**Data excerpts**.
--- START ---
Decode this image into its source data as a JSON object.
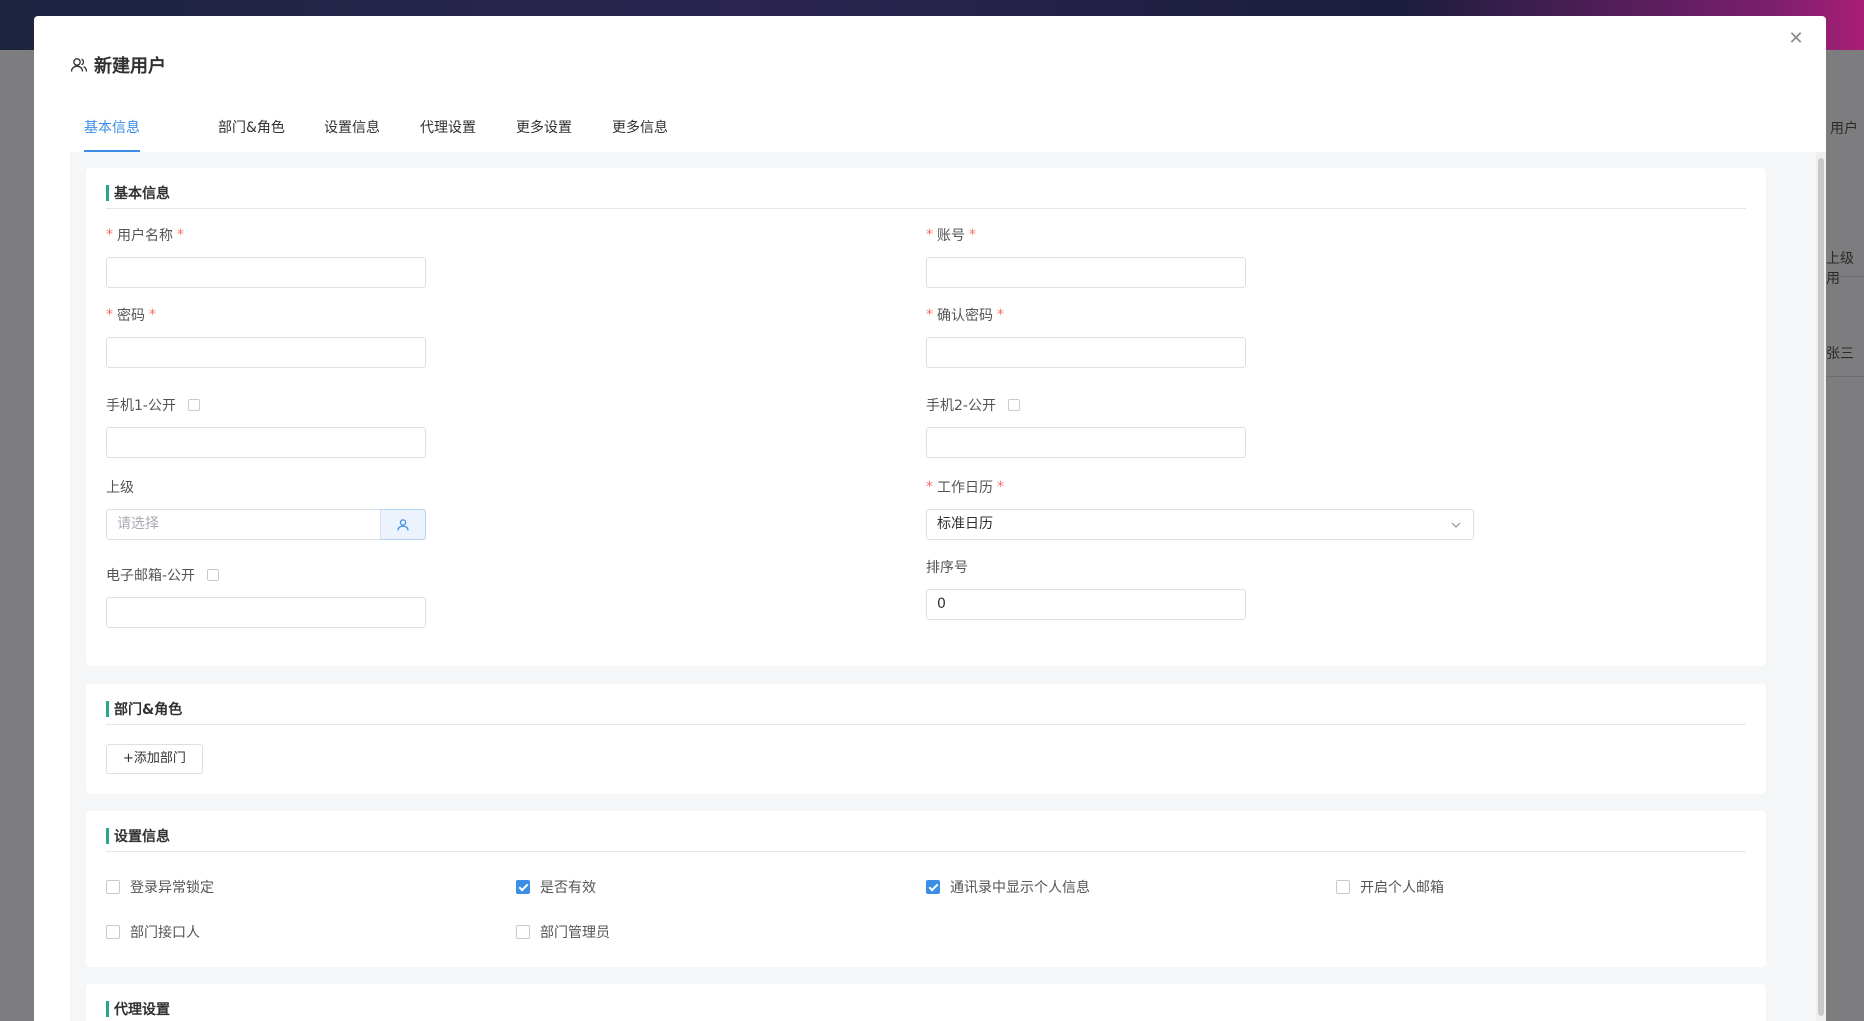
{
  "background": {
    "right_labels": [
      "用户",
      "上级用",
      "张三"
    ]
  },
  "modal": {
    "title": "新建用户",
    "close_icon": "close-icon",
    "tabs": [
      {
        "label": "基本信息",
        "active": true
      },
      {
        "label": "部门&角色",
        "active": false
      },
      {
        "label": "设置信息",
        "active": false
      },
      {
        "label": "代理设置",
        "active": false
      },
      {
        "label": "更多设置",
        "active": false
      },
      {
        "label": "更多信息",
        "active": false
      }
    ]
  },
  "basic_info": {
    "section_title": "基本信息",
    "required_mark": "*",
    "username": {
      "label": "用户名称",
      "value": ""
    },
    "account": {
      "label": "账号",
      "value": ""
    },
    "password": {
      "label": "密码",
      "value": ""
    },
    "confirm_password": {
      "label": "确认密码",
      "value": ""
    },
    "phone1": {
      "label": "手机1-公开",
      "public": false,
      "value": ""
    },
    "phone2": {
      "label": "手机2-公开",
      "public": false,
      "value": ""
    },
    "superior": {
      "label": "上级",
      "placeholder": "请选择",
      "value": ""
    },
    "work_calendar": {
      "label": "工作日历",
      "value": "标准日历"
    },
    "email": {
      "label": "电子邮箱-公开",
      "public": false,
      "value": ""
    },
    "sort_no": {
      "label": "排序号",
      "value": "0"
    }
  },
  "dept_role": {
    "section_title": "部门&角色",
    "add_button": "+添加部门"
  },
  "settings": {
    "section_title": "设置信息",
    "options": [
      {
        "label": "登录异常锁定",
        "checked": false
      },
      {
        "label": "是否有效",
        "checked": true
      },
      {
        "label": "通讯录中显示个人信息",
        "checked": true
      },
      {
        "label": "开启个人邮箱",
        "checked": false
      },
      {
        "label": "部门接口人",
        "checked": false
      },
      {
        "label": "部门管理员",
        "checked": false
      }
    ]
  },
  "proxy": {
    "section_title": "代理设置"
  },
  "colors": {
    "accent": "#3a8ee6",
    "section_bar": "#27a58f",
    "required": "#f56c6c"
  }
}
--- END ---
**Written exercise**.
Your copy should hold every record word for word and none of the pictures.

**The solution**.
Decode this image into its source data as a JSON object.
{
  "background": {
    "right_labels": [
      "用户",
      "上级用",
      "张三"
    ]
  },
  "modal": {
    "title": "新建用户",
    "close_icon": "close-icon",
    "tabs": [
      {
        "label": "基本信息",
        "active": true
      },
      {
        "label": "部门&角色",
        "active": false
      },
      {
        "label": "设置信息",
        "active": false
      },
      {
        "label": "代理设置",
        "active": false
      },
      {
        "label": "更多设置",
        "active": false
      },
      {
        "label": "更多信息",
        "active": false
      }
    ]
  },
  "basic_info": {
    "section_title": "基本信息",
    "required_mark": "*",
    "username": {
      "label": "用户名称",
      "value": ""
    },
    "account": {
      "label": "账号",
      "value": ""
    },
    "password": {
      "label": "密码",
      "value": ""
    },
    "confirm_password": {
      "label": "确认密码",
      "value": ""
    },
    "phone1": {
      "label": "手机1-公开",
      "public": false,
      "value": ""
    },
    "phone2": {
      "label": "手机2-公开",
      "public": false,
      "value": ""
    },
    "superior": {
      "label": "上级",
      "placeholder": "请选择",
      "value": ""
    },
    "work_calendar": {
      "label": "工作日历",
      "value": "标准日历"
    },
    "email": {
      "label": "电子邮箱-公开",
      "public": false,
      "value": ""
    },
    "sort_no": {
      "label": "排序号",
      "value": "0"
    }
  },
  "dept_role": {
    "section_title": "部门&角色",
    "add_button": "+添加部门"
  },
  "settings": {
    "section_title": "设置信息",
    "options": [
      {
        "label": "登录异常锁定",
        "checked": false
      },
      {
        "label": "是否有效",
        "checked": true
      },
      {
        "label": "通讯录中显示个人信息",
        "checked": true
      },
      {
        "label": "开启个人邮箱",
        "checked": false
      },
      {
        "label": "部门接口人",
        "checked": false
      },
      {
        "label": "部门管理员",
        "checked": false
      }
    ]
  },
  "proxy": {
    "section_title": "代理设置"
  },
  "colors": {
    "accent": "#3a8ee6",
    "section_bar": "#27a58f",
    "required": "#f56c6c"
  }
}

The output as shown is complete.